EXERCISE OBJECTIVE
Transcribe the material exactly. Images do not belong in the copy.

RECORDS TO USE
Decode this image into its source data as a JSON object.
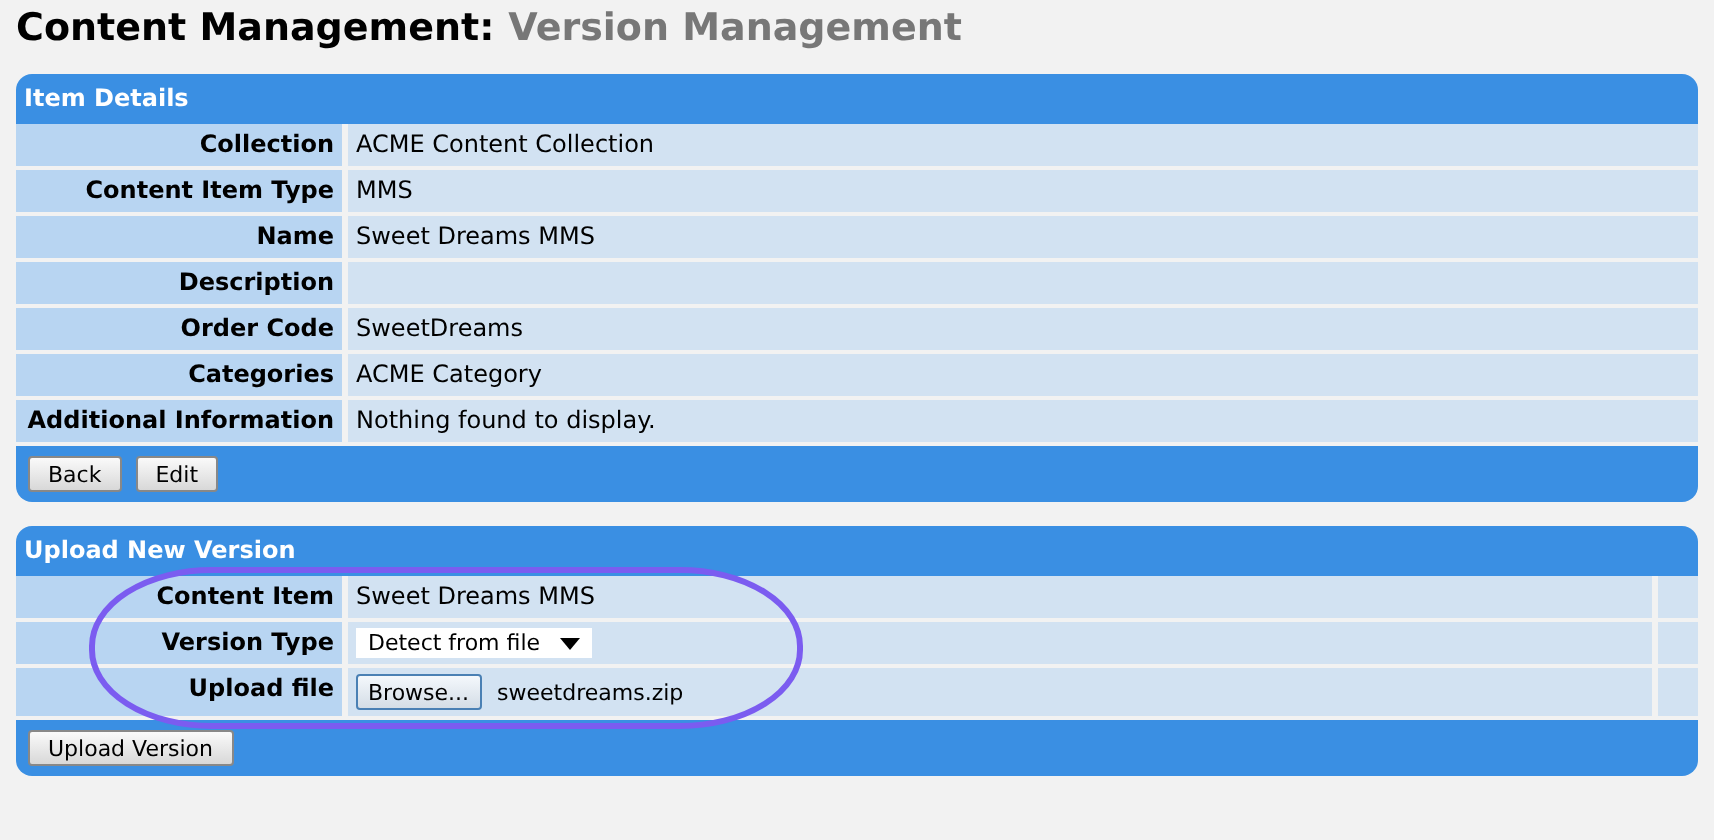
{
  "page_title": {
    "section": "Content Management:",
    "subsection": "Version Management"
  },
  "item_details": {
    "title": "Item Details",
    "rows": [
      {
        "label": "Collection",
        "value": "ACME Content Collection"
      },
      {
        "label": "Content Item Type",
        "value": "MMS"
      },
      {
        "label": "Name",
        "value": "Sweet Dreams MMS"
      },
      {
        "label": "Description"
      },
      {
        "label": "Order Code",
        "value": "SweetDreams"
      },
      {
        "label": "Categories",
        "value": "ACME Category"
      },
      {
        "label": "Additional Information",
        "value": "Nothing found to display."
      }
    ],
    "buttons": [
      "Back",
      "Edit"
    ]
  },
  "upload": {
    "title": "Upload New Version",
    "rows": [
      {
        "kind": "text",
        "label": "Content Item",
        "value": "Sweet Dreams MMS"
      },
      {
        "kind": "select",
        "label": "Version Type",
        "value": "Detect from file"
      },
      {
        "kind": "file",
        "label": "Upload file",
        "button": "Browse...",
        "value": "sweetdreams.zip"
      }
    ],
    "buttons": [
      "Upload Version"
    ]
  }
}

OUTPUT FOR THIS EXERCISE
Decode this image into its source data as a JSON object.
{
  "page_title": {
    "section": "Content Management:",
    "subsection": "Version Management"
  },
  "item_details": {
    "title": "Item Details",
    "rows": [
      {
        "label": "Collection",
        "value": "ACME Content Collection"
      },
      {
        "label": "Content Item Type",
        "value": "MMS"
      },
      {
        "label": "Name",
        "value": "Sweet Dreams MMS"
      },
      {
        "label": "Description"
      },
      {
        "label": "Order Code",
        "value": "SweetDreams"
      },
      {
        "label": "Categories",
        "value": "ACME Category"
      },
      {
        "label": "Additional Information",
        "value": "Nothing found to display."
      }
    ],
    "buttons": [
      "Back",
      "Edit"
    ]
  },
  "upload": {
    "title": "Upload New Version",
    "rows": [
      {
        "kind": "text",
        "label": "Content Item",
        "value": "Sweet Dreams MMS"
      },
      {
        "kind": "select",
        "label": "Version Type",
        "value": "Detect from file"
      },
      {
        "kind": "file",
        "label": "Upload file",
        "button": "Browse...",
        "value": "sweetdreams.zip"
      }
    ],
    "buttons": [
      "Upload Version"
    ]
  }
}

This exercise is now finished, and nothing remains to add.